(WORK TO COMPLETE):
Read the entries below and pull out each line with the string "this".

(THE INPUT):

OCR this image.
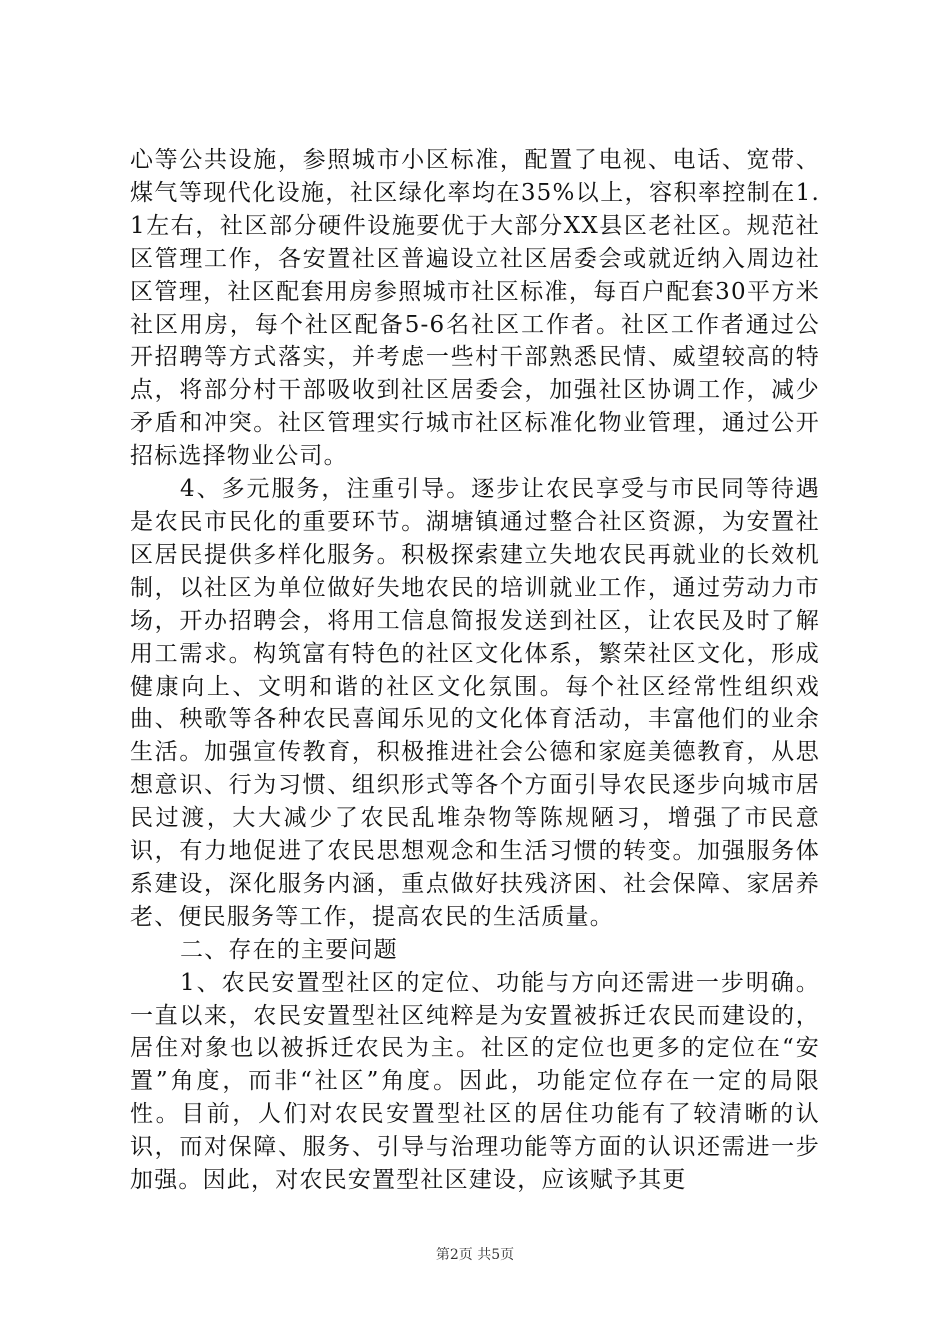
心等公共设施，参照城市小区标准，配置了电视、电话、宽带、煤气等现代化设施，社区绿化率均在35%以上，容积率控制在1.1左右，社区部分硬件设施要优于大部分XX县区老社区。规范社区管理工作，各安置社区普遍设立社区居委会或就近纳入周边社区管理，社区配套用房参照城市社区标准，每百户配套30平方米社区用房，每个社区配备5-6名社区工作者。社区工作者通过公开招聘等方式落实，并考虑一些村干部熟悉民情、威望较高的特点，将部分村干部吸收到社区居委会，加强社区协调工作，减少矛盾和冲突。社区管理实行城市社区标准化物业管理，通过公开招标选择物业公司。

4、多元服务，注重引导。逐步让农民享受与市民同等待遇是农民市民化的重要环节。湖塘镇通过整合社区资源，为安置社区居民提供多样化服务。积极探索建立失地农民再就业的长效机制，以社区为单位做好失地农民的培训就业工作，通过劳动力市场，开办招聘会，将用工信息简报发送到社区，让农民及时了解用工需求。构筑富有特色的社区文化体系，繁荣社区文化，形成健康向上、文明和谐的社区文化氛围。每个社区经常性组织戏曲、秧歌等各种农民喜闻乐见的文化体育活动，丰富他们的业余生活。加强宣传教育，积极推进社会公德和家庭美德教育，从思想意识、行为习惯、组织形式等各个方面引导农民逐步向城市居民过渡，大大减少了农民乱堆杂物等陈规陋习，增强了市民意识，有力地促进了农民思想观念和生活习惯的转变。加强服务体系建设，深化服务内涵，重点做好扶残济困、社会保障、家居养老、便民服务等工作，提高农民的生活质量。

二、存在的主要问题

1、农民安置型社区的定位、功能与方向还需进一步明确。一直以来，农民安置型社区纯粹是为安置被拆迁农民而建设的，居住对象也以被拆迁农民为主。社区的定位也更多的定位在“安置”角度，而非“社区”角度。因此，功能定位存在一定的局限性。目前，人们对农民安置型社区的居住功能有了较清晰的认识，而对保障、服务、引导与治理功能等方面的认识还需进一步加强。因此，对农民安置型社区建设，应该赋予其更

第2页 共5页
--
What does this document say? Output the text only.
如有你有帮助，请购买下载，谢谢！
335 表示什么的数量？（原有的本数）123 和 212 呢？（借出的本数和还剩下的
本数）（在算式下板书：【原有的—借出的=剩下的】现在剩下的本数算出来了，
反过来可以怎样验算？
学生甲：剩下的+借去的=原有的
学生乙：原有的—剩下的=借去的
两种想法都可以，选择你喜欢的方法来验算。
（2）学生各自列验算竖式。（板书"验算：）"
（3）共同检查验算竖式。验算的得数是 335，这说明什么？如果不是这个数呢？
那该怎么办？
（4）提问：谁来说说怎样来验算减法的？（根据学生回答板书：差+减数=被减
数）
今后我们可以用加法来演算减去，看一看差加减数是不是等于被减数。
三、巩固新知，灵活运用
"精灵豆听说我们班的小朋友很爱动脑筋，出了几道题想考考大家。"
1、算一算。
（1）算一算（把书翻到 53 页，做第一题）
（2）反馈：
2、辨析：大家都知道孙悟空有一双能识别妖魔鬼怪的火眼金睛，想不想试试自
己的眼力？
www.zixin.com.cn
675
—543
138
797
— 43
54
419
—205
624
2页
==
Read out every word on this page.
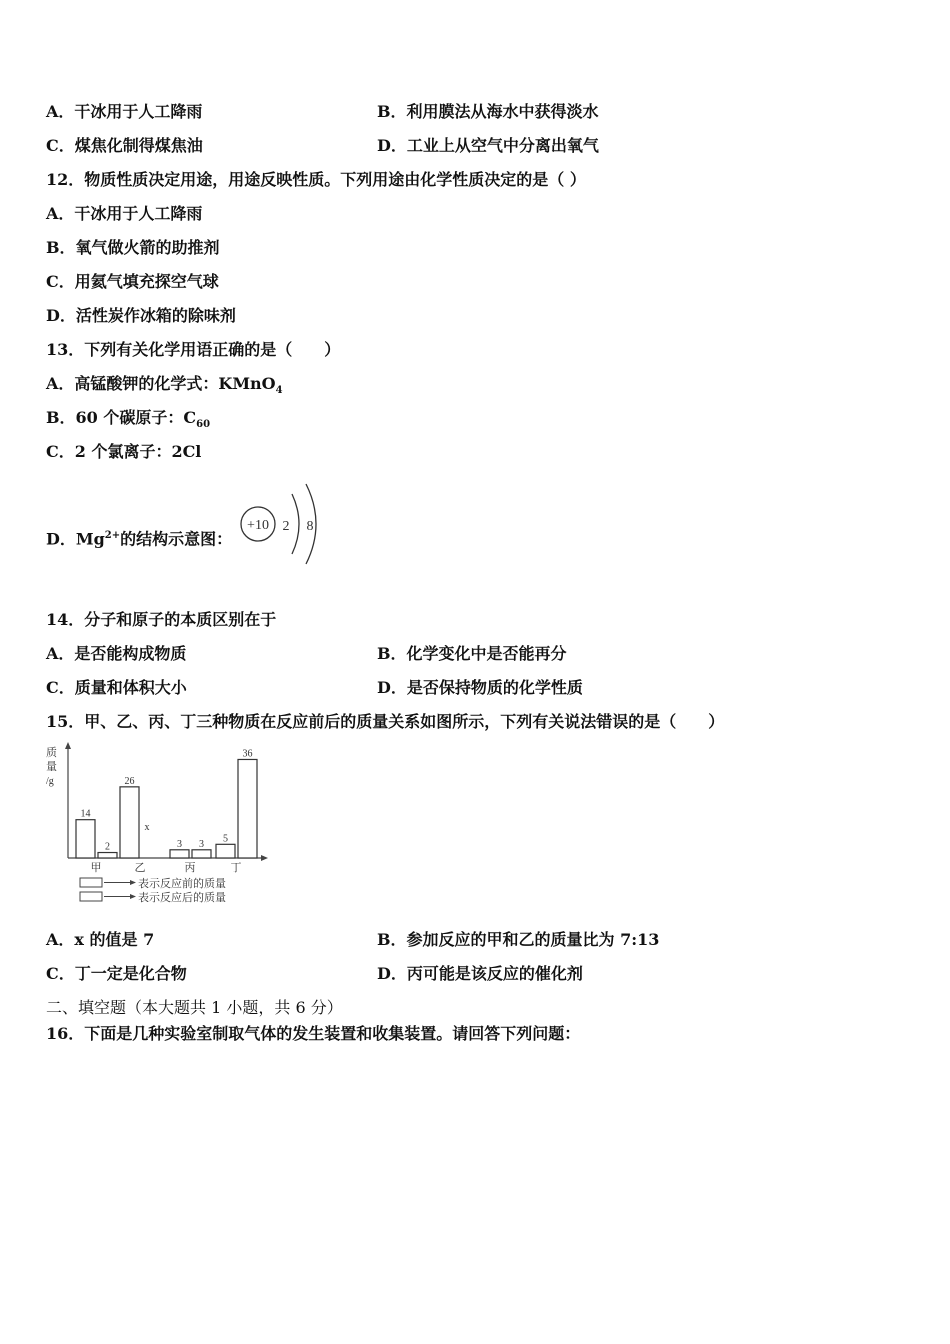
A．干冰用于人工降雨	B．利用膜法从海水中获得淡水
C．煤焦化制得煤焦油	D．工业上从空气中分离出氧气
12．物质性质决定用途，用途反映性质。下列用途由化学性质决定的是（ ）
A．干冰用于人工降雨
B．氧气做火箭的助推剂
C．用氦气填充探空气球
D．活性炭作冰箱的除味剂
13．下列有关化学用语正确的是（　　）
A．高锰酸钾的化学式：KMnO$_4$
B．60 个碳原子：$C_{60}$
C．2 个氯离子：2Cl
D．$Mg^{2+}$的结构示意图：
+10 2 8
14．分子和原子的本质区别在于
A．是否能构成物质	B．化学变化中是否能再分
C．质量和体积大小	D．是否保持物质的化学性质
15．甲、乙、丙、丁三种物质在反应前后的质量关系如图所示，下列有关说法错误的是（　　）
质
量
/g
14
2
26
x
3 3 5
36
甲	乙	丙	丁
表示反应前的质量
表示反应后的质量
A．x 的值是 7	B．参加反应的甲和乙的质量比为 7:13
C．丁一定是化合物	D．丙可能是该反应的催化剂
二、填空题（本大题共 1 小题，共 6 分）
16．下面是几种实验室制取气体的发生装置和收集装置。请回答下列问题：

(COMPLETE RESPONSE):
OCR this image.
What does this document say? Output the text only.
Read out every word on this page.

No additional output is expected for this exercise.